:: PROBLEM DESCRIPTION ::
Below are entries; tally how many lines hold the string "Short" and answer with only that figure.

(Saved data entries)
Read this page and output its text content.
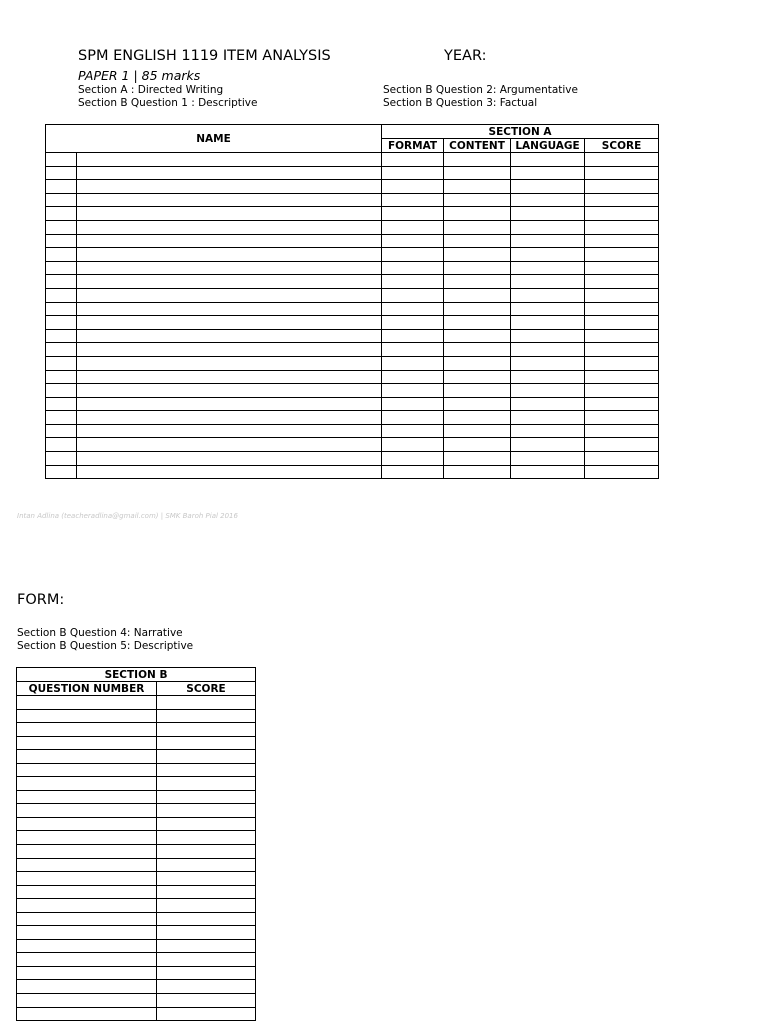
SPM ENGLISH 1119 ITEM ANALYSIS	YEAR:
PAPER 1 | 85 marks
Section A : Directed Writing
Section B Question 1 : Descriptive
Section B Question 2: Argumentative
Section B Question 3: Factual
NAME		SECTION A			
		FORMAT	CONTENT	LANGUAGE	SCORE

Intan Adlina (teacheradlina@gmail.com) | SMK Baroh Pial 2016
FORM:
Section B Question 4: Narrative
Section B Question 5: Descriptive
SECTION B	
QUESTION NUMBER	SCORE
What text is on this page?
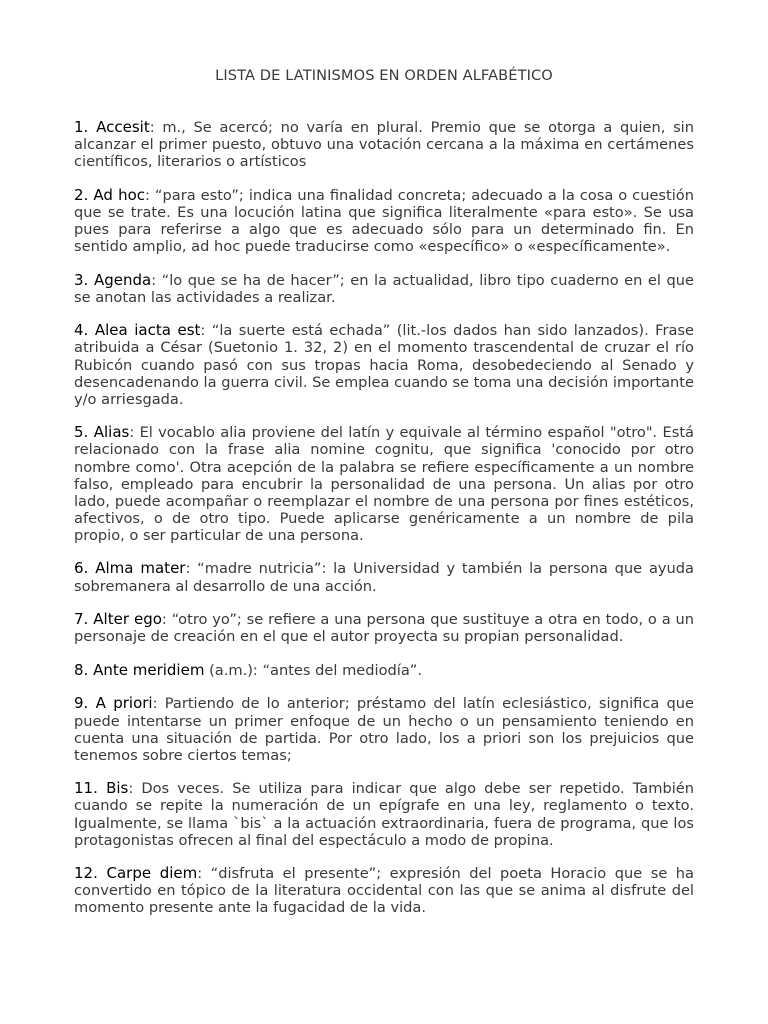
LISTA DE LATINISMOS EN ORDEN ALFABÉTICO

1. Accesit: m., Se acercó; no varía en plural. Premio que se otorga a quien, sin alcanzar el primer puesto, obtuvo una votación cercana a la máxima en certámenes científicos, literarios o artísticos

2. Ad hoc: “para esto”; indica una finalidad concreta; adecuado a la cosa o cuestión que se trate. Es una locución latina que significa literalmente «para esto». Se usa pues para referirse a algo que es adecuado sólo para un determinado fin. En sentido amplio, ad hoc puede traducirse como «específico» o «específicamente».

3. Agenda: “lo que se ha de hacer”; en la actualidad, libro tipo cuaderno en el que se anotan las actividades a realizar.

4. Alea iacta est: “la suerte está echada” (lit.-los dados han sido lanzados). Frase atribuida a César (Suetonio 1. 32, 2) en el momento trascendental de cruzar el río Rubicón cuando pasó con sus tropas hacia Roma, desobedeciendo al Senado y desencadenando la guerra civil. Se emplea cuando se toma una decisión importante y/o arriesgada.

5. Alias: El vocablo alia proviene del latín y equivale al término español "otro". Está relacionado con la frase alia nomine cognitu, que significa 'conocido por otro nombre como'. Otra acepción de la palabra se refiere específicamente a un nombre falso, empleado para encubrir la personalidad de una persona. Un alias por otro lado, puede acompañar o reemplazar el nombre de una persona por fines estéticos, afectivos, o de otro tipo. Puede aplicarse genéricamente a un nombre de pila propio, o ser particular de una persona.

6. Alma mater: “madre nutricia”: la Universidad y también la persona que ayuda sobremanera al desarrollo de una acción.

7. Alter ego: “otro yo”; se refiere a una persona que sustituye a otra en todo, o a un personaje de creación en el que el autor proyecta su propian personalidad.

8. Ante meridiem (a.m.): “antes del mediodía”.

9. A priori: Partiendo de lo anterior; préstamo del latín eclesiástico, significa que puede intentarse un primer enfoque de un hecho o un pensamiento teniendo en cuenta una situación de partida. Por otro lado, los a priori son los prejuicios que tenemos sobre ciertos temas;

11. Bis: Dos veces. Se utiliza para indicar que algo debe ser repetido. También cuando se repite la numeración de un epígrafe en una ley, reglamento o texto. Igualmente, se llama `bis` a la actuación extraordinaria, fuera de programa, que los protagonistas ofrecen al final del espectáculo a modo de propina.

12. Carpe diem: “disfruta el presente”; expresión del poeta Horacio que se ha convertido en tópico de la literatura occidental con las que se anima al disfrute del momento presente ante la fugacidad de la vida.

* * *

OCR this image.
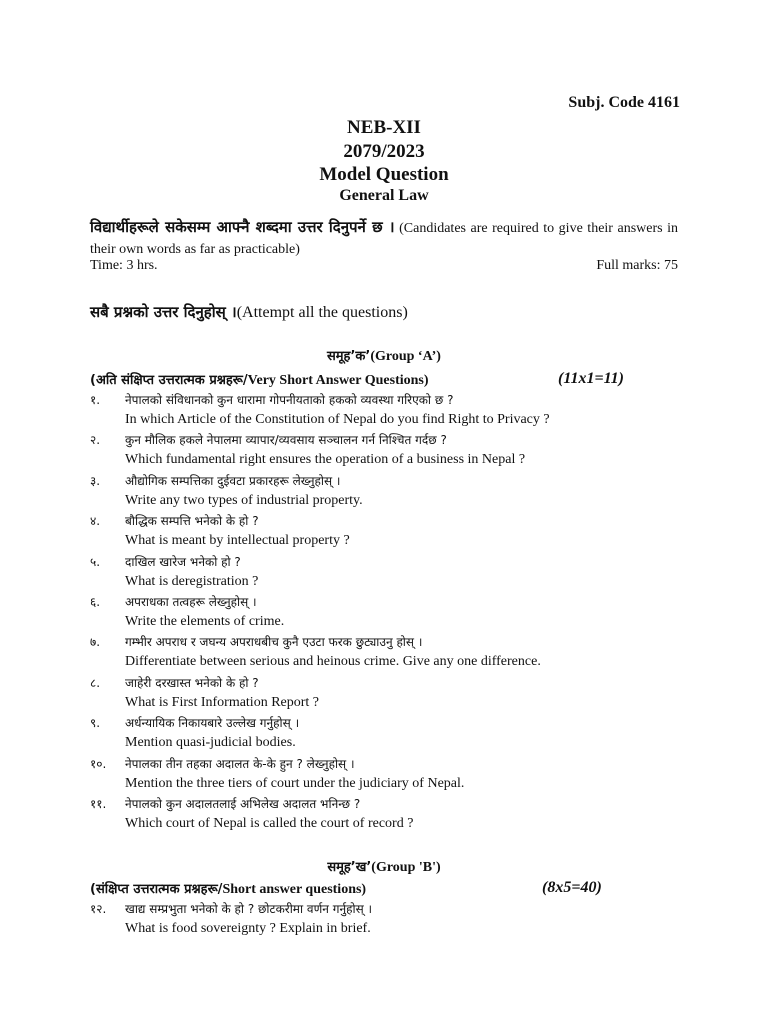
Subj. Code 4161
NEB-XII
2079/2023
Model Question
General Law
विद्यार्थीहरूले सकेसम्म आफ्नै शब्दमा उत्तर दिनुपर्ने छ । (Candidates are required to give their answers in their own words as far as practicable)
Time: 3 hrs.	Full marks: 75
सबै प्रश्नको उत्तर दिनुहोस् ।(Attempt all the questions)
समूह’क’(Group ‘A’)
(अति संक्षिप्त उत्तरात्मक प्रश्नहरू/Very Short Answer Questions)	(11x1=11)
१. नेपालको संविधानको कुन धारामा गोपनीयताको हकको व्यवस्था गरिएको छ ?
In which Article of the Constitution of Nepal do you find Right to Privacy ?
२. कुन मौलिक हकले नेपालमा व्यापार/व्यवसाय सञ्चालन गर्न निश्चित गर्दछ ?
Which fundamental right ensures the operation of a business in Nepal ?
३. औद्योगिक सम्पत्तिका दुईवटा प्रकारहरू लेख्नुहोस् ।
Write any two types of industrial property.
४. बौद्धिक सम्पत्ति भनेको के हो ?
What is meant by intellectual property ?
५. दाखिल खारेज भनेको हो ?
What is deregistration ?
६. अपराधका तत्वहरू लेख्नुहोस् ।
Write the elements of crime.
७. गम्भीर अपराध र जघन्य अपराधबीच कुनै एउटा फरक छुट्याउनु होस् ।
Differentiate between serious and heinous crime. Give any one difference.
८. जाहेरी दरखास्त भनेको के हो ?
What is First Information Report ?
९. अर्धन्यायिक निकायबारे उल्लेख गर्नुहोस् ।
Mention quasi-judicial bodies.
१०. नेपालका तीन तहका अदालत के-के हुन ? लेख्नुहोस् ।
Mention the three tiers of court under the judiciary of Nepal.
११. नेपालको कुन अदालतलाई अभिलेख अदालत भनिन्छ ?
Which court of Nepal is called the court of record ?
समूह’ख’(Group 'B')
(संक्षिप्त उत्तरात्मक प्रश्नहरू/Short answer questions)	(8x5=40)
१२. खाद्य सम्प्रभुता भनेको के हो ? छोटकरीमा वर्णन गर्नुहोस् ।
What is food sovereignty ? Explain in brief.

:: EXPECTED ANSWER ::
2